◆ Instructions to follow
Copy each line below that contains "xlabel".

◆ Data shown
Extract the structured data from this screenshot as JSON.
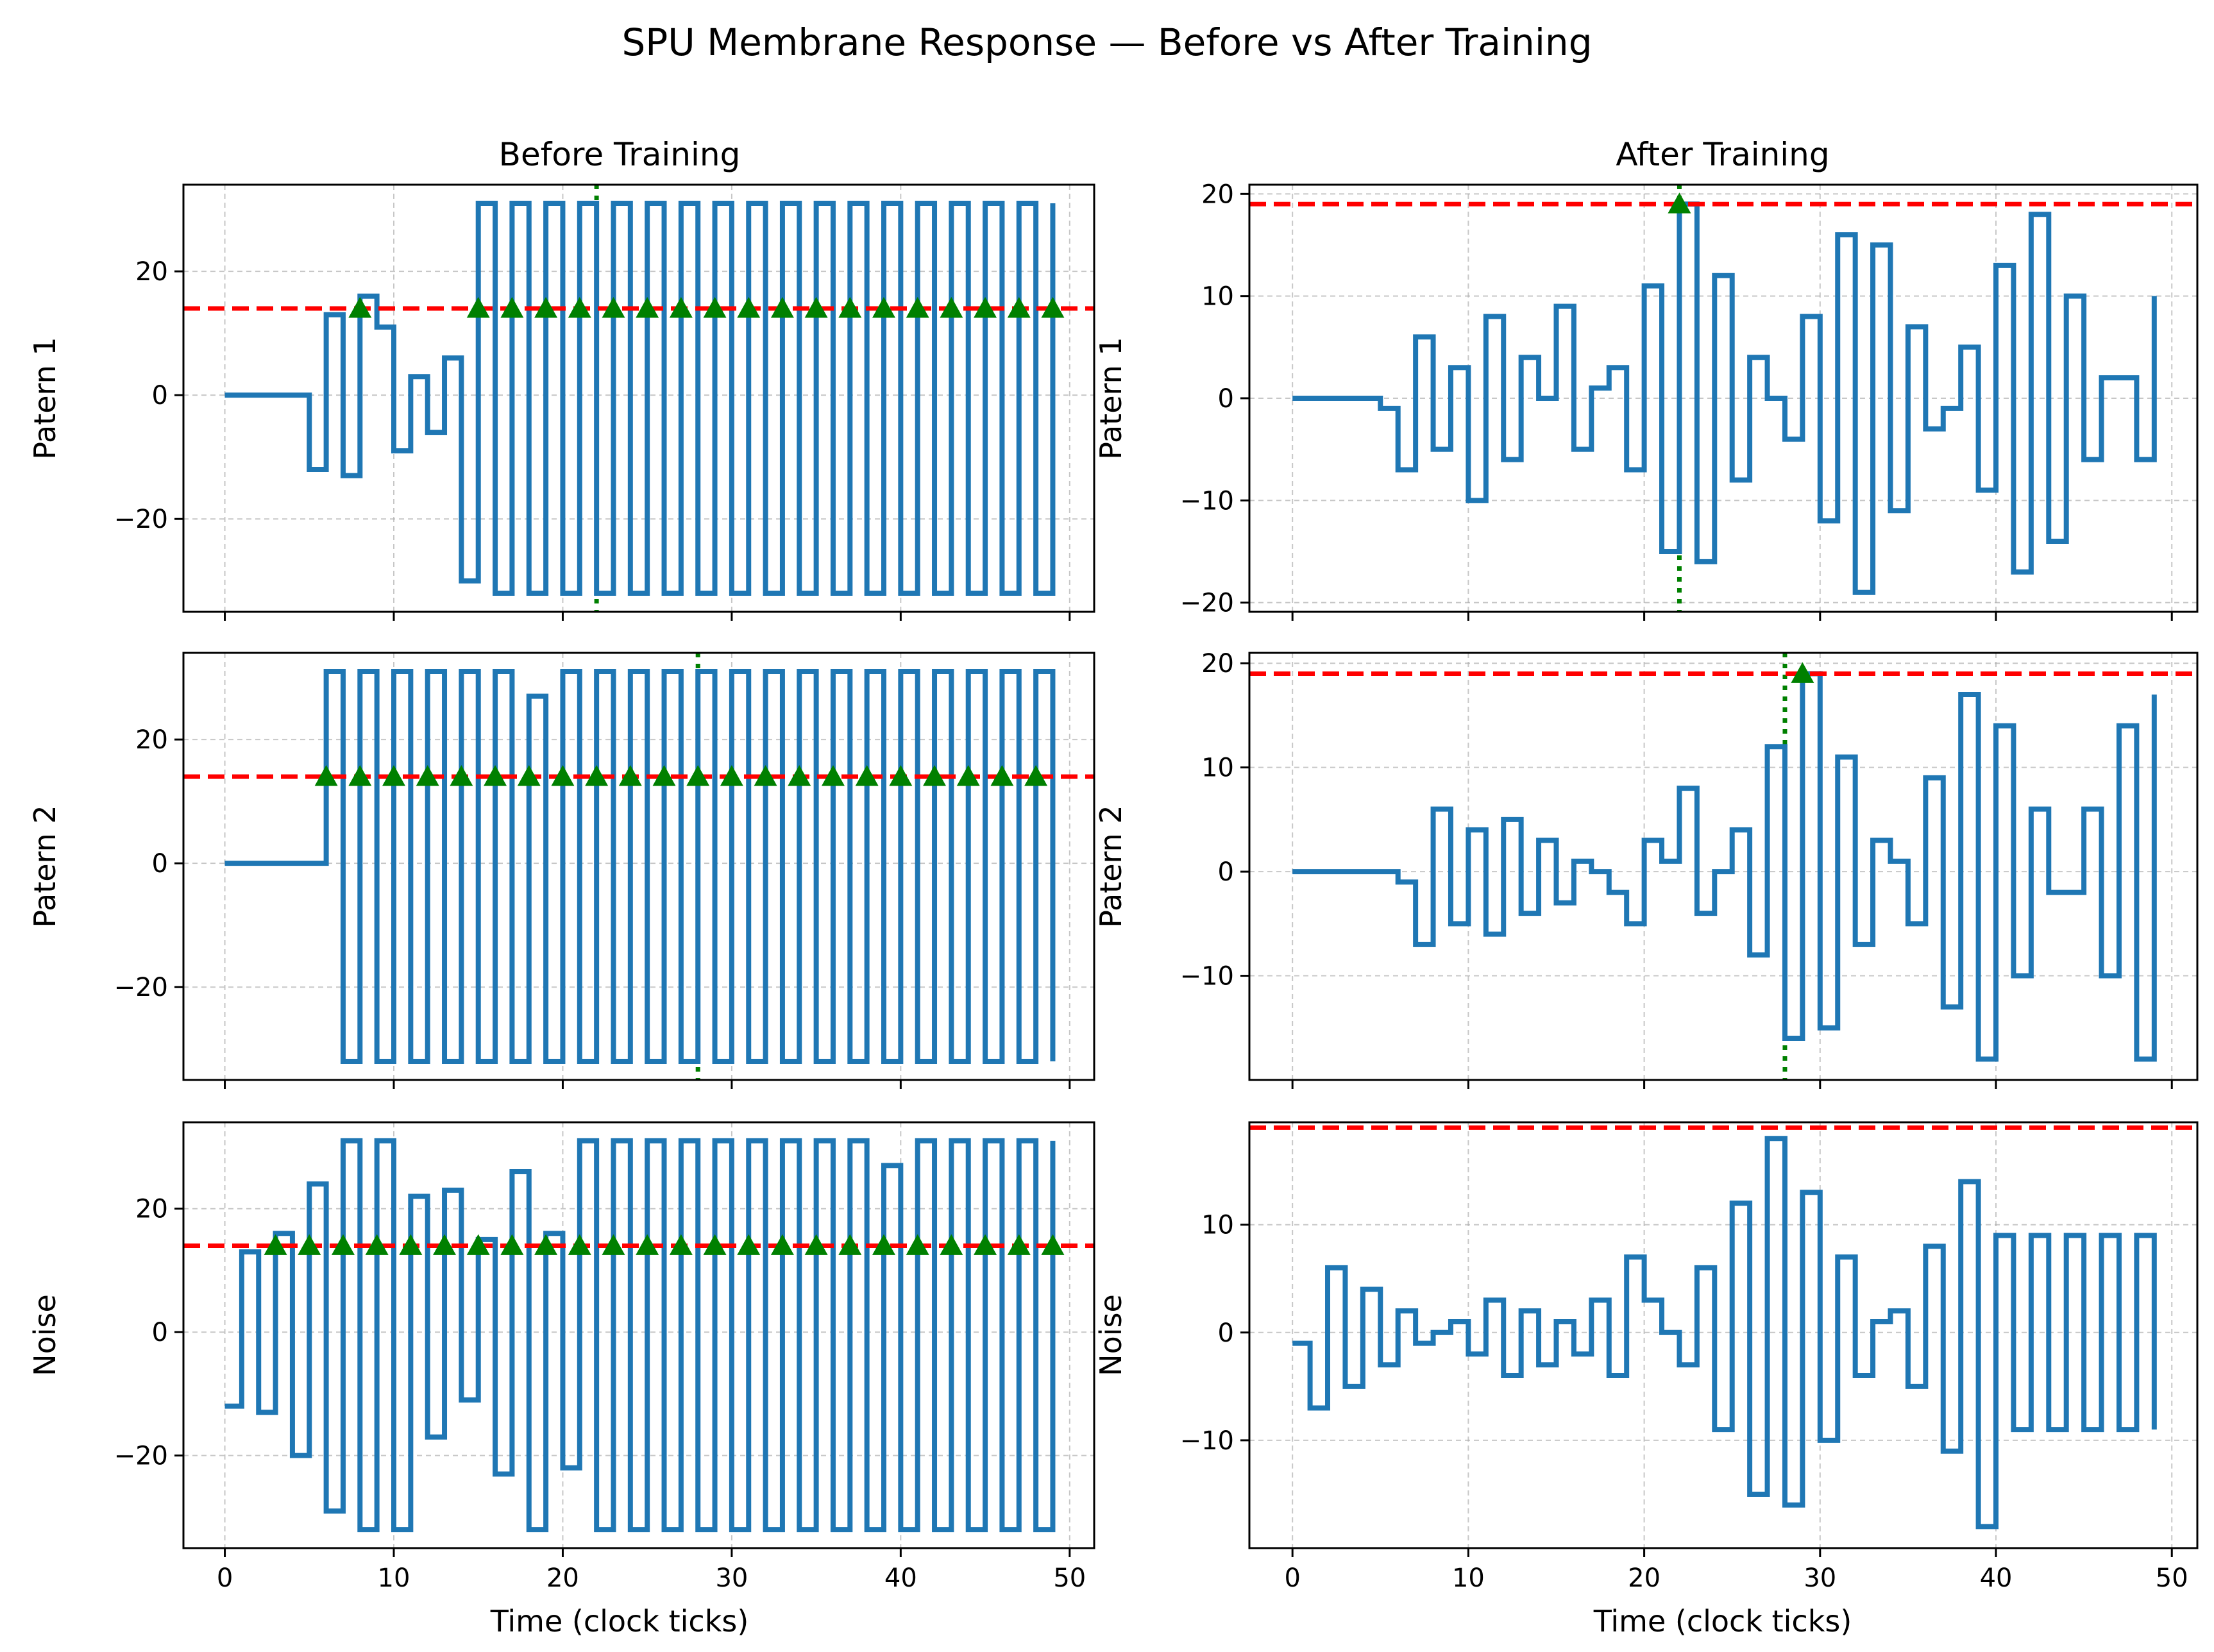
{
  "chart_data": {
    "type": "line",
    "title": "SPU Membrane Response — Before vs After Training",
    "colors": {
      "membrane": "#1f77b4",
      "threshold": "#ff0000",
      "spike": "#008000",
      "grid": "#b0b0b0"
    },
    "xlim": [
      -2.45,
      51.45
    ],
    "xticks": [
      0,
      10,
      20,
      30,
      40,
      50
    ],
    "xlabel": "Time (clock ticks)",
    "series": [
      {
        "name": "membrane",
        "style": "steps-post",
        "color": "#1f77b4"
      },
      {
        "name": "threshold",
        "style": "dashed",
        "color": "#ff0000"
      },
      {
        "name": "spikes",
        "style": "triangle-marker",
        "color": "#008000"
      },
      {
        "name": "target time",
        "style": "dotted",
        "color": "#008000"
      }
    ],
    "columns": [
      {
        "title": "Before Training",
        "key": "before"
      },
      {
        "title": "After Training",
        "key": "after"
      }
    ],
    "subplots": [
      {
        "id": "before-pattern1",
        "column": "Before Training",
        "ylabel": "Patern 1",
        "ylim": [
          -35,
          34
        ],
        "yticks": [
          -20,
          0,
          20
        ],
        "threshold": 14,
        "target_time": 22,
        "spike_level": 14,
        "membrane": [
          0,
          0,
          0,
          0,
          0,
          -12,
          13,
          -13,
          16,
          11,
          -9,
          3,
          -6,
          6,
          -30,
          31,
          -32,
          31,
          -32,
          31,
          -32,
          31,
          -32,
          31,
          -32,
          31,
          -32,
          31,
          -32,
          31,
          -32,
          31,
          -32,
          31,
          -32,
          31,
          -32,
          31,
          -32,
          31,
          -32,
          31,
          -32,
          31,
          -32,
          31,
          -32,
          31,
          -32,
          31
        ],
        "spike_times": [
          8,
          15,
          17,
          19,
          21,
          23,
          25,
          27,
          29,
          31,
          33,
          35,
          37,
          39,
          41,
          43,
          45,
          47,
          49
        ]
      },
      {
        "id": "after-pattern1",
        "column": "After Training",
        "ylabel": "Patern 1",
        "ylim": [
          -20.9,
          20.9
        ],
        "yticks": [
          -20,
          -10,
          0,
          10,
          20
        ],
        "threshold": 19,
        "target_time": 22,
        "spike_level": 19,
        "membrane": [
          0,
          0,
          0,
          0,
          0,
          -1,
          -7,
          6,
          -5,
          3,
          -10,
          8,
          -6,
          4,
          0,
          9,
          -5,
          1,
          3,
          -7,
          11,
          -15,
          19,
          -16,
          12,
          -8,
          4,
          0,
          -4,
          8,
          -12,
          16,
          -19,
          15,
          -11,
          7,
          -3,
          -1,
          5,
          -9,
          13,
          -17,
          18,
          -14,
          10,
          -6,
          2,
          2,
          -6,
          10
        ],
        "spike_times": [
          22
        ]
      },
      {
        "id": "before-pattern2",
        "column": "Before Training",
        "ylabel": "Patern 2",
        "ylim": [
          -35,
          34
        ],
        "yticks": [
          -20,
          0,
          20
        ],
        "threshold": 14,
        "target_time": 28,
        "spike_level": 14,
        "membrane": [
          0,
          0,
          0,
          0,
          0,
          0,
          31,
          -32,
          31,
          -32,
          31,
          -32,
          31,
          -32,
          31,
          -32,
          31,
          -32,
          27,
          -32,
          31,
          -32,
          31,
          -32,
          31,
          -32,
          31,
          -32,
          31,
          -32,
          31,
          -32,
          31,
          -32,
          31,
          -32,
          31,
          -32,
          31,
          -32,
          31,
          -32,
          31,
          -32,
          31,
          -32,
          31,
          -32,
          31,
          -32
        ],
        "spike_times": [
          6,
          8,
          10,
          12,
          14,
          16,
          18,
          20,
          22,
          24,
          26,
          28,
          30,
          32,
          34,
          36,
          38,
          40,
          42,
          44,
          46,
          48
        ]
      },
      {
        "id": "after-pattern2",
        "column": "After Training",
        "ylabel": "Patern 2",
        "ylim": [
          -20,
          21
        ],
        "yticks": [
          -10,
          0,
          10,
          20
        ],
        "threshold": 19,
        "target_time": 28,
        "spike_level": 19,
        "membrane": [
          0,
          0,
          0,
          0,
          0,
          0,
          -1,
          -7,
          6,
          -5,
          4,
          -6,
          5,
          -4,
          3,
          -3,
          1,
          0,
          -2,
          -5,
          3,
          1,
          8,
          -4,
          0,
          4,
          -8,
          12,
          -16,
          19,
          -15,
          11,
          -7,
          3,
          1,
          -5,
          9,
          -13,
          17,
          -18,
          14,
          -10,
          6,
          -2,
          -2,
          6,
          -10,
          14,
          -18,
          17
        ],
        "spike_times": [
          29
        ]
      },
      {
        "id": "before-noise",
        "column": "Before Training",
        "ylabel": "Noise",
        "ylim": [
          -35,
          34
        ],
        "yticks": [
          -20,
          0,
          20
        ],
        "threshold": 14,
        "target_time": null,
        "spike_level": 14,
        "membrane": [
          -12,
          13,
          -13,
          16,
          -20,
          24,
          -29,
          31,
          -32,
          31,
          -32,
          22,
          -17,
          23,
          -11,
          15,
          -23,
          26,
          -32,
          16,
          -22,
          31,
          -32,
          31,
          -32,
          31,
          -32,
          31,
          -32,
          31,
          -32,
          31,
          -32,
          31,
          -32,
          31,
          -32,
          31,
          -32,
          27,
          -32,
          31,
          -32,
          31,
          -32,
          31,
          -32,
          31,
          -32,
          31
        ],
        "spike_times": [
          3,
          5,
          7,
          9,
          11,
          13,
          15,
          17,
          19,
          21,
          23,
          25,
          27,
          29,
          31,
          33,
          35,
          37,
          39,
          41,
          43,
          45,
          47,
          49
        ]
      },
      {
        "id": "after-noise",
        "column": "After Training",
        "ylabel": "Noise",
        "ylim": [
          -20,
          19.5
        ],
        "yticks": [
          -10,
          0,
          10
        ],
        "threshold": 19,
        "target_time": null,
        "spike_level": 19,
        "membrane": [
          -1,
          -7,
          6,
          -5,
          4,
          -3,
          2,
          -1,
          0,
          1,
          -2,
          3,
          -4,
          2,
          -3,
          1,
          -2,
          3,
          -4,
          7,
          3,
          0,
          -3,
          6,
          -9,
          12,
          -15,
          18,
          -16,
          13,
          -10,
          7,
          -4,
          1,
          2,
          -5,
          8,
          -11,
          14,
          -18,
          9,
          -9,
          9,
          -9,
          9,
          -9,
          9,
          -9,
          9,
          -9
        ],
        "spike_times": []
      }
    ]
  }
}
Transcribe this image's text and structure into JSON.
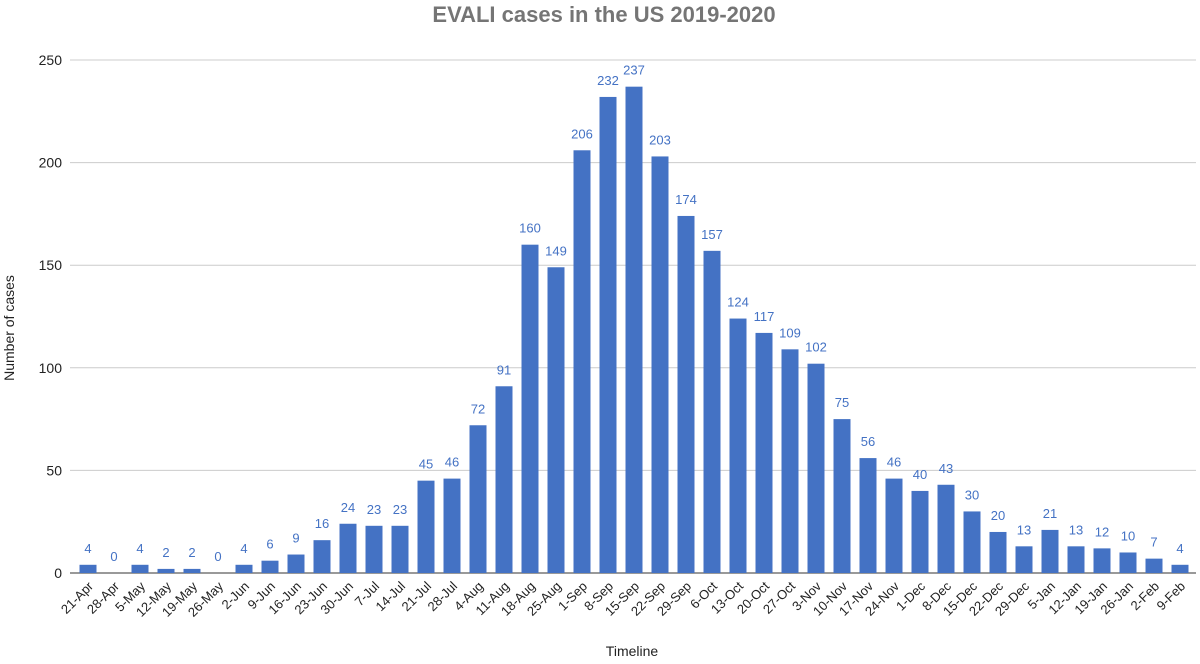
{
  "chart_data": {
    "type": "bar",
    "title": "EVALI cases in the US 2019-2020",
    "xlabel": "Timeline",
    "ylabel": "Number of cases",
    "ylim": [
      0,
      250
    ],
    "yticks": [
      0,
      50,
      100,
      150,
      200,
      250
    ],
    "grid": true,
    "bar_color": "#4472c4",
    "label_color": "#4472c4",
    "categories": [
      "21-Apr",
      "28-Apr",
      "5-May",
      "12-May",
      "19-May",
      "26-May",
      "2-Jun",
      "9-Jun",
      "16-Jun",
      "23-Jun",
      "30-Jun",
      "7-Jul",
      "14-Jul",
      "21-Jul",
      "28-Jul",
      "4-Aug",
      "11-Aug",
      "18-Aug",
      "25-Aug",
      "1-Sep",
      "8-Sep",
      "15-Sep",
      "22-Sep",
      "29-Sep",
      "6-Oct",
      "13-Oct",
      "20-Oct",
      "27-Oct",
      "3-Nov",
      "10-Nov",
      "17-Nov",
      "24-Nov",
      "1-Dec",
      "8-Dec",
      "15-Dec",
      "22-Dec",
      "29-Dec",
      "5-Jan",
      "12-Jan",
      "19-Jan",
      "26-Jan",
      "2-Feb",
      "9-Feb"
    ],
    "values": [
      4,
      0,
      4,
      2,
      2,
      0,
      4,
      6,
      9,
      16,
      24,
      23,
      23,
      45,
      46,
      72,
      91,
      160,
      149,
      206,
      232,
      237,
      203,
      174,
      157,
      124,
      117,
      109,
      102,
      75,
      56,
      46,
      40,
      43,
      30,
      20,
      13,
      21,
      13,
      12,
      10,
      7,
      4
    ]
  }
}
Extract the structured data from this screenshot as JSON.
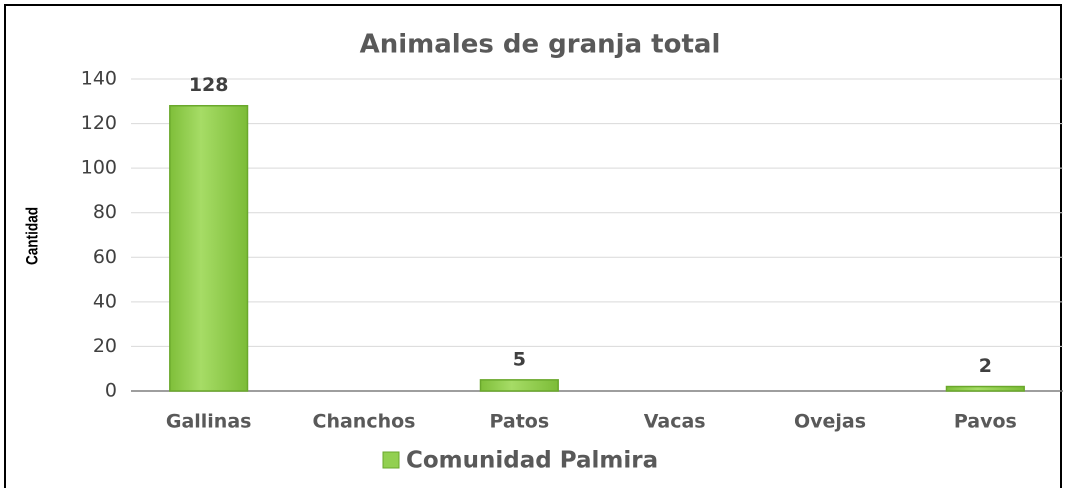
{
  "chart_data": {
    "type": "bar",
    "title": "Animales de granja total",
    "y_label": "Cantidad",
    "categories": [
      "Gallinas",
      "Chanchos",
      "Patos",
      "Vacas",
      "Ovejas",
      "Pavos"
    ],
    "series": [
      {
        "name": "Comunidad Palmira",
        "color": "#92d050",
        "values": [
          128,
          null,
          5,
          null,
          null,
          2
        ]
      }
    ],
    "ylim": [
      0,
      140
    ],
    "yticks": [
      0,
      20,
      40,
      60,
      80,
      100,
      120,
      140
    ],
    "grid": true,
    "legend": "bottom"
  }
}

◆ Answer to this exercise
    "xlabel": "Time (clock ticks)",
    "xlabel": "Timeline",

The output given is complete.